• [Task directions]
Repeat the records below exactly, leaving out any pictures.

▬▬▬▬▬▬

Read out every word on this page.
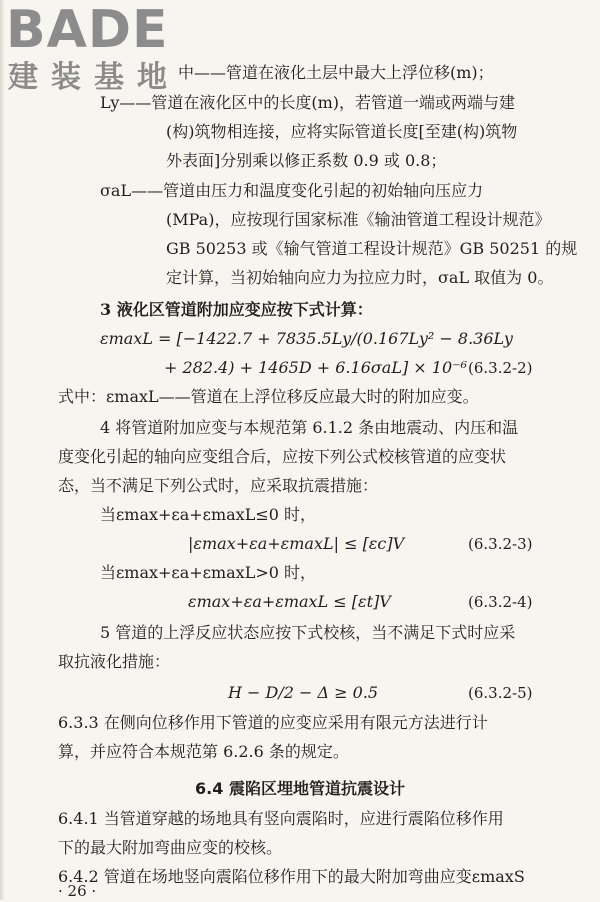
BADE
建装基地

中——管道在液化土层中最大上浮位移(m)；

Ly——管道在液化区中的长度(m)，若管道一端或两端与建

(构)筑物相连接，应将实际管道长度[至建(构)筑物

外表面]分别乘以修正系数 0.9 或 0.8；

σaL——管道由压力和温度变化引起的初始轴向压应力

(MPa)，应按现行国家标准《输油管道工程设计规范》

GB 50253 或《输气管道工程设计规范》GB 50251 的规

定计算，当初始轴向应力为拉应力时，σaL 取值为 0。

3 液化区管道附加应变应按下式计算：

εmaxL = [−1422.7 + 7835.5Ly/(0.167Ly² − 8.36Ly

+ 282.4) + 1465D + 6.16σaL] × 10⁻⁶ (6.3.2-2)

式中：εmaxL——管道在上浮位移反应最大时的附加应变。

4 将管道附加应变与本规范第 6.1.2 条由地震动、内压和温

度变化引起的轴向应变组合后，应按下列公式校核管道的应变状

态，当不满足下列公式时，应采取抗震措施：

当εmax+εa+εmaxL≤0 时，

|εmax+εa+εmaxL| ≤ [εc]V	(6.3.2-3)

当εmax+εa+εmaxL>0 时，

εmax+εa+εmaxL ≤ [εt]V	(6.3.2-4)

5 管道的上浮反应状态应按下式校核，当不满足下式时应采

取抗液化措施：

H − D/2 − Δ ≥ 0.5	(6.3.2-5)

6.3.3 在侧向位移作用下管道的应变应采用有限元方法进行计

算，并应符合本规范第 6.2.6 条的规定。

6.4 震陷区埋地管道抗震设计

6.4.1 当管道穿越的场地具有竖向震陷时，应进行震陷位移作用

下的最大附加弯曲应变的校核。

6.4.2 管道在场地竖向震陷位移作用下的最大附加弯曲应变εmaxS

· 26 ·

▬▬▬▬▬▬

• [Written answer]
Read out every word on this page.
BADE
建装基地

中——管道在液化土层中最大上浮位移(m)；

Ly——管道在液化区中的长度(m)，若管道一端或两端与建

(构)筑物相连接，应将实际管道长度[至建(构)筑物

外表面]分别乘以修正系数 0.9 或 0.8；

σaL——管道由压力和温度变化引起的初始轴向压应力

(MPa)，应按现行国家标准《输油管道工程设计规范》

GB 50253 或《输气管道工程设计规范》GB 50251 的规

定计算，当初始轴向应力为拉应力时，σaL 取值为 0。

3 液化区管道附加应变应按下式计算：

εmaxL = [−1422.7 + 7835.5Ly/(0.167Ly² − 8.36Ly

+ 282.4) + 1465D + 6.16σaL] × 10⁻⁶ (6.3.2-2)

式中：εmaxL——管道在上浮位移反应最大时的附加应变。

4 将管道附加应变与本规范第 6.1.2 条由地震动、内压和温

度变化引起的轴向应变组合后，应按下列公式校核管道的应变状

态，当不满足下列公式时，应采取抗震措施：

当εmax+εa+εmaxL≤0 时，

|εmax+εa+εmaxL| ≤ [εc]V	(6.3.2-3)

当εmax+εa+εmaxL>0 时，

εmax+εa+εmaxL ≤ [εt]V	(6.3.2-4)

5 管道的上浮反应状态应按下式校核，当不满足下式时应采

取抗液化措施：

H − D/2 − Δ ≥ 0.5	(6.3.2-5)

6.3.3 在侧向位移作用下管道的应变应采用有限元方法进行计

算，并应符合本规范第 6.2.6 条的规定。

6.4 震陷区埋地管道抗震设计

6.4.1 当管道穿越的场地具有竖向震陷时，应进行震陷位移作用

下的最大附加弯曲应变的校核。

6.4.2 管道在场地竖向震陷位移作用下的最大附加弯曲应变εmaxS

· 26 ·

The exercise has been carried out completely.